**DIRECTIONS FOR THIS TASK:** Scan each line of the records for the word "minmax" and extract the ones that have it.

(Figure record listings)
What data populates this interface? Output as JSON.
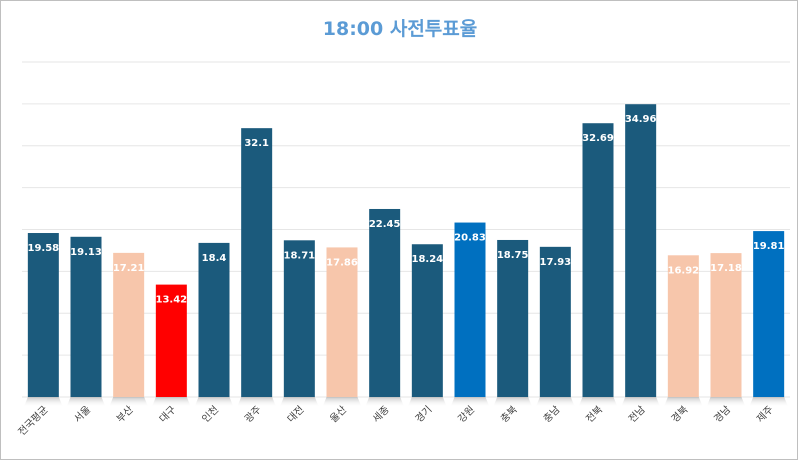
{
  "chart_data": {
    "type": "bar",
    "title": "18:00 사전투표율",
    "categories": [
      "전국평균",
      "서울",
      "부산",
      "대구",
      "인천",
      "광주",
      "대전",
      "울산",
      "세종",
      "경기",
      "강원",
      "충북",
      "충남",
      "전북",
      "전남",
      "경북",
      "경남",
      "제주"
    ],
    "values": [
      19.58,
      19.13,
      17.21,
      13.42,
      18.4,
      32.1,
      18.71,
      17.86,
      22.45,
      18.24,
      20.83,
      18.75,
      17.93,
      32.69,
      34.96,
      16.92,
      17.18,
      19.81
    ],
    "bar_colors": [
      "#1b5a7c",
      "#1b5a7c",
      "#f7c6ab",
      "#ff0000",
      "#1b5a7c",
      "#1b5a7c",
      "#1b5a7c",
      "#f7c6ab",
      "#1b5a7c",
      "#1b5a7c",
      "#0070c0",
      "#1b5a7c",
      "#1b5a7c",
      "#1b5a7c",
      "#1b5a7c",
      "#f7c6ab",
      "#f7c6ab",
      "#0070c0"
    ],
    "ylim": [
      0,
      40
    ],
    "grid": true,
    "legend": "none",
    "xlabel": "",
    "ylabel": ""
  }
}
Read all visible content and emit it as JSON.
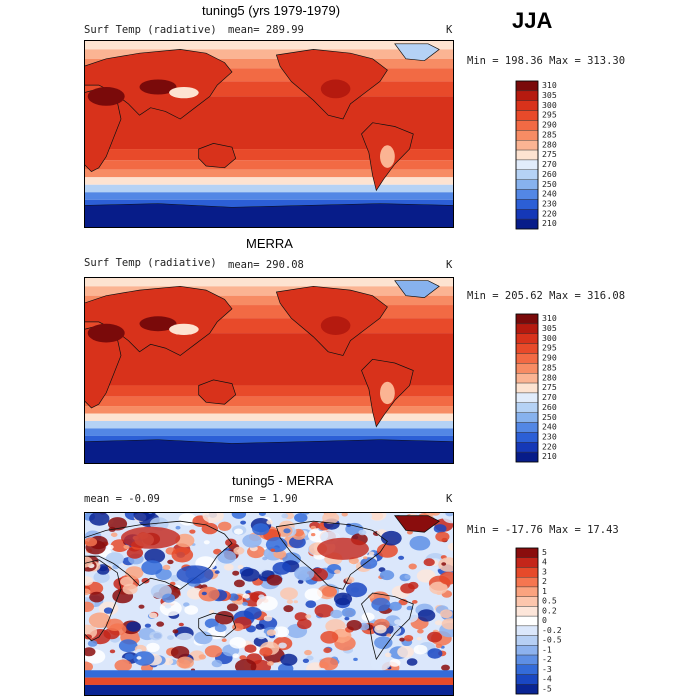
{
  "season_label": "JJA",
  "panels": [
    {
      "title": "tuning5 (yrs 1979-1979)",
      "left_label": "Surf Temp (radiative)",
      "stat1": "mean= 289.99",
      "stat2": "",
      "unit": "K",
      "minmax": "Min = 198.36 Max = 313.30",
      "levels": [
        "310",
        "305",
        "300",
        "295",
        "290",
        "285",
        "280",
        "275",
        "270",
        "260",
        "250",
        "240",
        "230",
        "220",
        "210"
      ]
    },
    {
      "title": "MERRA",
      "left_label": "Surf Temp (radiative)",
      "stat1": "mean= 290.08",
      "stat2": "",
      "unit": "K",
      "minmax": "Min = 205.62 Max = 316.08",
      "levels": [
        "310",
        "305",
        "300",
        "295",
        "290",
        "285",
        "280",
        "275",
        "270",
        "260",
        "250",
        "240",
        "230",
        "220",
        "210"
      ]
    },
    {
      "title": "tuning5 - MERRA",
      "left_label": "mean =   -0.09",
      "stat1": "",
      "stat2": "rmse =    1.90",
      "unit": "K",
      "minmax": "Min = -17.76 Max =  17.43",
      "levels": [
        "5",
        "4",
        "3",
        "2",
        "1",
        "0.5",
        "0.2",
        "0",
        "-0.2",
        "-0.5",
        "-1",
        "-2",
        "-3",
        "-4",
        "-5"
      ]
    }
  ],
  "colors": {
    "warm_scale": [
      "#7a0a0a",
      "#b51a0f",
      "#d8321b",
      "#e84a2a",
      "#f26a44",
      "#f78c64",
      "#fbb493",
      "#fde3d1",
      "#e1ecfb",
      "#b5d2f5",
      "#87b2ee",
      "#5387e5",
      "#2c5fd6",
      "#1538b7",
      "#071c89"
    ],
    "diff_scale": [
      "#8a0d0d",
      "#c4261a",
      "#e64a2a",
      "#f57650",
      "#faa37f",
      "#fcc6ad",
      "#fde6da",
      "#ffffff",
      "#dbe7fb",
      "#b6cff4",
      "#8db2ee",
      "#5e8fe5",
      "#346bd9",
      "#1a47c2",
      "#0a2594"
    ]
  }
}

**SOLUTION TO THE PROBLEM:**
      "minmax": "Min = 198.36 Max = 313.30",
      "minmax": "Min = 205.62 Max = 316.08",
      "minmax": "Min = -17.76 Max =  17.43",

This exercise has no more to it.